LESETEXT:
/---
Bestimmt die Haltung das Handeln?
In vielen Gesprächen im Rahmen von Schulberatungsaufträgen habe ich immer wieder die Aussage gehört «Wir sollten uns auf gemeinsame Haltungen einigen». Und auch in den Berichten kantonaler Evaluationsstellen ist häufig der Entwicklungshinweis «Verständigen Sie sich im Team auf gemeinsame pädagogische Grundhaltungen.» zu lesen.
Die Gründe dafür sind naheliegend. «Die Haltung bestimmt die Handlung.» ist dabei die Annahme, gegen die ja grundsätzlich nichts einzuwenden ist. Und wie wir alle wissen im Pädagogischen auch funktioniert.
Während die Lehrer unserer Grosseltern an der körperlichen Züchtigung ihrer Zöglinge nichts Verwerfliches erkennen konnten, sondern im Gegenteil die Haltung vertraten, diese sei erzieherisch unerlässlich, müssen wir heute keine Sekunde darüber nachdenken, entsprechende Mittel einzusetzen. Einzig und allein schon aus der Haltung heraus, dass Kinder zu schlagen kontraproduktiv und ethisch unverantwortlich ist. (Wobei, zumindest im Konjunktiv beschleicht uns der Gedanke aus den Untiefen der eigenen Abgründe in seltenen Fällen dann unverhofft doch …)
«Die Haltung bestimmt das Handeln.» Wie sonst es wäre erklärbar, dass es eine Zeit gab, in der es dazu gehörte, Leitbilder und Leitsätze zu erarbeiten, in denen Haltungen und Ideale formuliert wurden, die dann als Orientierungsrahmen und Leitplanken für das alltägliche Handeln dienen sollten. Habe ich mehrfach mit Überzeugung und gutem Ergebnis gemacht. Und dennoch kennen wir alle deren Schicksale. «Der Prozess ist wichtiger als das Produkt» hiess dann die Losung. Nur wie soll der Prozess über Jahre am Laufen gehalten werden?
Mittlerweile bin ich nicht mehr sicher, ob die zugrunde liegende Annahme richtig ist. Oder vielleicht logisch zwar richtig ist, wir aber psychologisch so funktionieren, dass es uns immer wieder gelingt, den logischen Konsequenzen zu entrinnen. Und dies nicht ungelegen kommt, weil uns haltungsgeleitetes Handeln allzu oft dazu zwingt, die Komfortzone zu verlassen.
\---
MATERIAL:
/---
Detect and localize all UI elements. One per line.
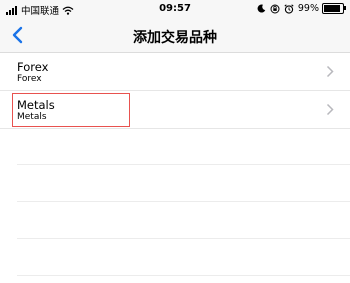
\---
AUFGABE 1:
Zitieren Sie aus dem Lesetext wörtlich die Stelle von „Die Gründe dafür“ bis „unverhofft doch …)“, beide einschließlich.
AUFGABE 2:
Schreiben Sie den Text über Haltung und Handeln im Schulalltag im Anschluss an seinen letzten Satz weiter.
Das Material hat eine andere Herkunft als der Lesetext.

LÖSUNG 1:
Die Gründe dafür sind naheliegend. «Die Haltung bestimmt die Handlung.» ist dabei die Annahme, gegen die ja grundsätzlich nichts einzuwenden ist. Und wie wir alle wissen im Pädagogischen auch funktioniert.
Während die Lehrer unserer Grosseltern an der körperlichen Züchtigung ihrer Zöglinge nichts Verwerfliches erkennen konnten, sondern im Gegenteil die Haltung vertraten, diese sei erzieherisch unerlässlich, müssen wir heute keine Sekunde darüber nachdenken, entsprechende Mittel einzusetzen. Einzig und allein schon aus der Haltung heraus, dass Kinder zu schlagen kontraproduktiv und ethisch unverantwortlich ist. (Wobei, zumindest im Konjunktiv beschleicht uns der Gedanke aus den Untiefen der eigenen Abgründe in seltenen Fällen dann unverhofft doch …)

LÖSUNG 2:
Wie anders ist es zu erklären, dass es Raucherinnen und Rauchern immer wieder gelingt, nicht damit aufzuhören, obwohl viele die klare Haltung vertreten, dass es nebst ungesund und teuer einfach nur dumm ist? «Es stehen beruflich gerade wichtige Entscheide an und aufhören im Moment darum sehr ungünstig.» ist eine mögliche und vielen verwendeten Begründungen.
Oder wie anders ist es zu erklären, dass viele von uns und auch ich die Haltung vertreten, den eigenen ökologischen Fussabdruck verringern zu müssen, im Zweifelsfall dann aber doch das Auto nehmen. «Die öV-Verbindungen sind jetzt aber wirklich zu schlecht», lautet jeweils meine innere Ausrede.
«Rationalisierung» heisst der psychologische Fachbegriff dafür. Und ohne diesen und andere Abwehrmechanismen wären wir schlicht nicht mehr handlungsfähig. Ist doch alles allzu menschlich, werden viele denken. Mag sein.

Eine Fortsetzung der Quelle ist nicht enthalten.